(Part of a data file)
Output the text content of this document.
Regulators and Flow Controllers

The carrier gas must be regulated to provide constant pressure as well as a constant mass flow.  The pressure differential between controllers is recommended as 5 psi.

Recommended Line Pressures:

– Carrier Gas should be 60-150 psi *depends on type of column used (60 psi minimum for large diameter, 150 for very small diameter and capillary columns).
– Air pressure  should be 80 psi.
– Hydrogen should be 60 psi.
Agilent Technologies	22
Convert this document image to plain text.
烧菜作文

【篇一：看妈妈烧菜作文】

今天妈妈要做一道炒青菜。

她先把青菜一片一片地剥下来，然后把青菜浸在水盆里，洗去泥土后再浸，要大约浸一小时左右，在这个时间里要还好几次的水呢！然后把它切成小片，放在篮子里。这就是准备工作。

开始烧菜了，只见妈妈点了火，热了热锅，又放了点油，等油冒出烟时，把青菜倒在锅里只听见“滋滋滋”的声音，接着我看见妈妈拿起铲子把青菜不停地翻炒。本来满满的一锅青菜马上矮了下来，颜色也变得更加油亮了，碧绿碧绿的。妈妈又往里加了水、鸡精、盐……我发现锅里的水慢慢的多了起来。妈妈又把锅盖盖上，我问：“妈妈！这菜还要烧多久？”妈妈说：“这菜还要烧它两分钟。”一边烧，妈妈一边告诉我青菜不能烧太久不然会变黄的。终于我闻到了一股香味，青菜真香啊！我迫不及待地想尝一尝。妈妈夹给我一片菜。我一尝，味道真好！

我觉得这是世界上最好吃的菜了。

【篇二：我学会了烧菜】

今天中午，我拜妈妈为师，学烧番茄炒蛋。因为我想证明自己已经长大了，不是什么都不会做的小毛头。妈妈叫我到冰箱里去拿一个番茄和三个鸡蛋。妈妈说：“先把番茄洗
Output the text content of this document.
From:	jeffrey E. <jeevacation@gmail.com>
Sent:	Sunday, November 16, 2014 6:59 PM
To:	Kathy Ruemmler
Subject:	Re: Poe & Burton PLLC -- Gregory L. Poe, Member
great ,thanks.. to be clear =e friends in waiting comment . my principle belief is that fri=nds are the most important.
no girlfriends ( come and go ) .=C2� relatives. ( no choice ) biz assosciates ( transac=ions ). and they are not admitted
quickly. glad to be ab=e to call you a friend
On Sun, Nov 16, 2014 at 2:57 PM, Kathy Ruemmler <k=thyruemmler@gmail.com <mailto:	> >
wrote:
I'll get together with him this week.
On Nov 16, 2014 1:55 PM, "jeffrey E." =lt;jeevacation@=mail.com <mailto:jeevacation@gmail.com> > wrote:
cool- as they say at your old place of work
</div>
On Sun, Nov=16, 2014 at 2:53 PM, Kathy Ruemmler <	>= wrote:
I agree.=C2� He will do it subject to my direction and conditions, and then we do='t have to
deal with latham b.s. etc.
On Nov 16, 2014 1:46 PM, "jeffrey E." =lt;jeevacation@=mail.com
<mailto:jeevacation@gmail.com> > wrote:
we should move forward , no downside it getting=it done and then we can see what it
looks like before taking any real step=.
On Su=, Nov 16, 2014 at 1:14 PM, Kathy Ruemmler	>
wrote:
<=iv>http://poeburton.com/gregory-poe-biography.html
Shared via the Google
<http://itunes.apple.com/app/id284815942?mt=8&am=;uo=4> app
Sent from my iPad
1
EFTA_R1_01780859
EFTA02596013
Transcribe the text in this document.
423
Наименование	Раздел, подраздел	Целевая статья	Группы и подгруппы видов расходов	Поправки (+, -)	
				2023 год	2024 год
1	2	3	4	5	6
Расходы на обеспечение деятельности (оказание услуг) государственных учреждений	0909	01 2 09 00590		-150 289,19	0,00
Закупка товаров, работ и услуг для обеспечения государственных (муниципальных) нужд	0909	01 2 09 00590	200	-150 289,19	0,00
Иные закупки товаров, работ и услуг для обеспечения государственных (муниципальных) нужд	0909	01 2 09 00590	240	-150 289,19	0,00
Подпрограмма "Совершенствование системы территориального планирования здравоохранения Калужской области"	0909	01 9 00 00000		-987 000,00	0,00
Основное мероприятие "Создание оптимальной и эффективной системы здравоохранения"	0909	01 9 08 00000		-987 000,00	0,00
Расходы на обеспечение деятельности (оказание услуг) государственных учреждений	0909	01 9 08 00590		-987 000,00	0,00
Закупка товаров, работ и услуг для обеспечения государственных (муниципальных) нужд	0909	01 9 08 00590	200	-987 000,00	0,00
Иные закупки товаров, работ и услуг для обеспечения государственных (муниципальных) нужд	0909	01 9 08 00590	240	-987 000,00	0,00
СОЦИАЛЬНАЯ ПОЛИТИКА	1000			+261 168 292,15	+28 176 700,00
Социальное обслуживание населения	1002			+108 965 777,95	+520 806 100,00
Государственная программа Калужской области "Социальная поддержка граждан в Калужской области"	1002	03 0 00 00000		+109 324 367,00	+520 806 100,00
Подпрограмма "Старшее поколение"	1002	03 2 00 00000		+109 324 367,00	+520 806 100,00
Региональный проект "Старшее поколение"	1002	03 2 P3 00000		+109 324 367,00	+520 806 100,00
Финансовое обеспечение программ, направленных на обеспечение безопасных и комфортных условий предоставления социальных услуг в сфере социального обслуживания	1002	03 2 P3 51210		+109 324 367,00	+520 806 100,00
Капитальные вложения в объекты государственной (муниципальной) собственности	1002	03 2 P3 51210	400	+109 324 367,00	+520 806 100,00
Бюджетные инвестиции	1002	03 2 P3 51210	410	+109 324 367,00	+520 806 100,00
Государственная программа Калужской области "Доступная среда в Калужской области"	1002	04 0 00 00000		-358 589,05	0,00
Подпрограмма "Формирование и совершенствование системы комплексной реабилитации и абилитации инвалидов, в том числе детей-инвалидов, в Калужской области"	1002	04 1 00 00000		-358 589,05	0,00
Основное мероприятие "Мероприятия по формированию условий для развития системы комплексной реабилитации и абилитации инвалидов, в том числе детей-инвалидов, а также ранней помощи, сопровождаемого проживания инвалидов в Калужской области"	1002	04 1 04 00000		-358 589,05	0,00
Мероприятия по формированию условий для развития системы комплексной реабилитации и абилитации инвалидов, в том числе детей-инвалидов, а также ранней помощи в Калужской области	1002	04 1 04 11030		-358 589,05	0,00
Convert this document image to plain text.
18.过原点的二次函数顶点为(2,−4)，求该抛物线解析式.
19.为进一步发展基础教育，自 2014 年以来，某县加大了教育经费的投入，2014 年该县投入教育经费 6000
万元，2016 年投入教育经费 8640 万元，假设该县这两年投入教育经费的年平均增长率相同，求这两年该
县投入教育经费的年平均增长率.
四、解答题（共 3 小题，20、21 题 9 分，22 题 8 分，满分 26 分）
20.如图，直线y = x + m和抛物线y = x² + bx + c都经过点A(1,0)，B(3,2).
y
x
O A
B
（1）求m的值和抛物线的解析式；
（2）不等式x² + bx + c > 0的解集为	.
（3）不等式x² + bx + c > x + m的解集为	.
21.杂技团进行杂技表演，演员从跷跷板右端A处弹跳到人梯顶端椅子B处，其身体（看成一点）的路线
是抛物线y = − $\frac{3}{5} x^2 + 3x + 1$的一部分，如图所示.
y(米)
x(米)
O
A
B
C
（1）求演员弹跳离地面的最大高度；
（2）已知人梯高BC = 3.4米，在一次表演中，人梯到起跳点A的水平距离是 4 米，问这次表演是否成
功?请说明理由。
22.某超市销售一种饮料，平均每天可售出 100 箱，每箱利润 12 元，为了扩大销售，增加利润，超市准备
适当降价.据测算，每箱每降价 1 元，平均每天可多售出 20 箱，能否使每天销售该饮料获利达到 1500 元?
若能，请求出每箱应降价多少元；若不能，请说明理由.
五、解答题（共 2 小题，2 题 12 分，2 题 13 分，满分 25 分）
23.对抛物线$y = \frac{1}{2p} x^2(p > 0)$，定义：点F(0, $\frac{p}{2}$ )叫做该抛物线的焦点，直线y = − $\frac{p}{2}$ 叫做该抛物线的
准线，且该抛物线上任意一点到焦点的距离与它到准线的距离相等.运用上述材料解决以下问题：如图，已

Given problem: Report how many lines in the records above contain the word "также", giving only the number.

Problem solution: 2